======== GIVEN DATA ========
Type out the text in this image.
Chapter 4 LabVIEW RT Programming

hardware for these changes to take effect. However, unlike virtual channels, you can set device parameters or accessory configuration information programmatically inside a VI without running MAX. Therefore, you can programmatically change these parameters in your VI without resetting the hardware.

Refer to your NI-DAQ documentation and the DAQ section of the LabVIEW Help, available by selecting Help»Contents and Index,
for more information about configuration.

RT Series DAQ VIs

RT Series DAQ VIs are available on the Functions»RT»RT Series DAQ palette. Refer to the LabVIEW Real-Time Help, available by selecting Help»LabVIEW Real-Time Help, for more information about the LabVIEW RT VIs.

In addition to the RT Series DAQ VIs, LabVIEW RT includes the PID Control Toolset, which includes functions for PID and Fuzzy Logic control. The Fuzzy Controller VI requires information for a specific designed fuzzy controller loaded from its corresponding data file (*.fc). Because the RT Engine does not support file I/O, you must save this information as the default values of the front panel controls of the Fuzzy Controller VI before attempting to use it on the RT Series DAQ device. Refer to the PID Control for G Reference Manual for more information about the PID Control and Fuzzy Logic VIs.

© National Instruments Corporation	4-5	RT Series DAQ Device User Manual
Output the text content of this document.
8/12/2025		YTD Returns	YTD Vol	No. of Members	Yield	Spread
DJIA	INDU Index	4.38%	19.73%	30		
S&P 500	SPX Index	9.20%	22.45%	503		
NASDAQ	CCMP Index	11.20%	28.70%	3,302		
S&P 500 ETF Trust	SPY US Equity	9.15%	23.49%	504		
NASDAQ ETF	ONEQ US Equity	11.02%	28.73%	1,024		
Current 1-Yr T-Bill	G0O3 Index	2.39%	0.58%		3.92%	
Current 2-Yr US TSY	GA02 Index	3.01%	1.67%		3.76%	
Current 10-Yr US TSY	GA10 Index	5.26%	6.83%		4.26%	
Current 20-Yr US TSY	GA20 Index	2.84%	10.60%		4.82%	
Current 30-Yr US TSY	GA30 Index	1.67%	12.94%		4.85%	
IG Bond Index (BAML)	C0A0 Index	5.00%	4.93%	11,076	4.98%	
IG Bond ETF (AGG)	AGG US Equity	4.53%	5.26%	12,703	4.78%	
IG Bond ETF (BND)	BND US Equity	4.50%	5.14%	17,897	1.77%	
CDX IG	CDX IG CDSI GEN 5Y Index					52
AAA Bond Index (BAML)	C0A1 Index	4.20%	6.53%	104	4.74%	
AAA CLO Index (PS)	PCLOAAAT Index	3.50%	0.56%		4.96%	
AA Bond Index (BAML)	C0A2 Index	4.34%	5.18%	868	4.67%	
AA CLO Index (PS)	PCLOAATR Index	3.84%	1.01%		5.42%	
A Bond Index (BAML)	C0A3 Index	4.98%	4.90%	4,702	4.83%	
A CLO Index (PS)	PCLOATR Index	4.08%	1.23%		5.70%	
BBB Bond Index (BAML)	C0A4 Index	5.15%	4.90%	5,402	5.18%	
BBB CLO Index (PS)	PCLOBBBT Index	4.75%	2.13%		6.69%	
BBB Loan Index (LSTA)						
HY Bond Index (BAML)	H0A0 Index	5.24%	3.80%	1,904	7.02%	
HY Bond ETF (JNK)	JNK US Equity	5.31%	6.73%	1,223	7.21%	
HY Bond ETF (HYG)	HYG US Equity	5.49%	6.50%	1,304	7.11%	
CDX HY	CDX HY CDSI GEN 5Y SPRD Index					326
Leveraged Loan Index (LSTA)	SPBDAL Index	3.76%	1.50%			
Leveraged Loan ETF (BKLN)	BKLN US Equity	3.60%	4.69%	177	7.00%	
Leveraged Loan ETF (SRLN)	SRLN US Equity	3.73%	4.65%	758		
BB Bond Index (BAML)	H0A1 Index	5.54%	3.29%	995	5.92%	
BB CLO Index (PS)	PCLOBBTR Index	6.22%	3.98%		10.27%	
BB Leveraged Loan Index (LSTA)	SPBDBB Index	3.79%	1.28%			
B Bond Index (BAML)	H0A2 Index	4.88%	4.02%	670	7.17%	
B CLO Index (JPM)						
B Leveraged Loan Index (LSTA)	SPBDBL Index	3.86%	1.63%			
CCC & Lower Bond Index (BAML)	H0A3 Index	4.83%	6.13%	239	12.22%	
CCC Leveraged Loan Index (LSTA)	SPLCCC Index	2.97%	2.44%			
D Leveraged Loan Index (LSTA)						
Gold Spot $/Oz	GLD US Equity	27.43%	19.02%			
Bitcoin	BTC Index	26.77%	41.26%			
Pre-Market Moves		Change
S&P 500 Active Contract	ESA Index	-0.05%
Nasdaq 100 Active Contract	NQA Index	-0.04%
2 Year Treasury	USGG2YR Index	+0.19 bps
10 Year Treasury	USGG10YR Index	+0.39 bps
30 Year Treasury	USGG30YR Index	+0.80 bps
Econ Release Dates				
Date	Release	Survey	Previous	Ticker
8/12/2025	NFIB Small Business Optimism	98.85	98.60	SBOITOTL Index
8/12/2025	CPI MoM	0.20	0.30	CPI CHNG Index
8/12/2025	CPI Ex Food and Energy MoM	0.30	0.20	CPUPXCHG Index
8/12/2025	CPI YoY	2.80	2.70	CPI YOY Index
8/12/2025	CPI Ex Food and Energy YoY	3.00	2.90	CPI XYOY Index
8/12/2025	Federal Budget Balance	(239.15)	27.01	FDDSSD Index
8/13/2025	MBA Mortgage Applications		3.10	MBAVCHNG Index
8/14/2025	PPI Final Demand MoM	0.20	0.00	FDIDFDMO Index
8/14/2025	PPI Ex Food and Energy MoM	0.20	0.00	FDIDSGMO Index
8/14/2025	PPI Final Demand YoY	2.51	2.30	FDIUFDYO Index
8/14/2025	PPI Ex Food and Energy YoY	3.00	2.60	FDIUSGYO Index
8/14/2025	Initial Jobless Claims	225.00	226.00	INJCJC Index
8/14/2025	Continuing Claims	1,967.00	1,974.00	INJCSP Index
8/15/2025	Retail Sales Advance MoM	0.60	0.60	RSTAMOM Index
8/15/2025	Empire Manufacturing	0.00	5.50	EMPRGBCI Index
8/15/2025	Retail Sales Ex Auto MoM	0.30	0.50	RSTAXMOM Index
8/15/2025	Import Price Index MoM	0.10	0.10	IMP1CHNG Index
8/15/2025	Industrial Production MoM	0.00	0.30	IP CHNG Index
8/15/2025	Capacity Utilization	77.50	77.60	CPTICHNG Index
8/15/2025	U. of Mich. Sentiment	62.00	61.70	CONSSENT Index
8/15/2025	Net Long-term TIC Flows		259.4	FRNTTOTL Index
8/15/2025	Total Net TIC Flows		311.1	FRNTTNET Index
========
_DIRECTIONS FOR THIS TASK_
Which lines contain "configuration"? Show each of them.

_CORRECT RESULT_
hardware for these changes to take effect. However, unlike virtual channels, you can set device parameters or accessory configuration information programmatically inside a VI without running MAX. Therefore, you can programmatically change these parameters in your VI without resetting the hardware.
for more information about configuration.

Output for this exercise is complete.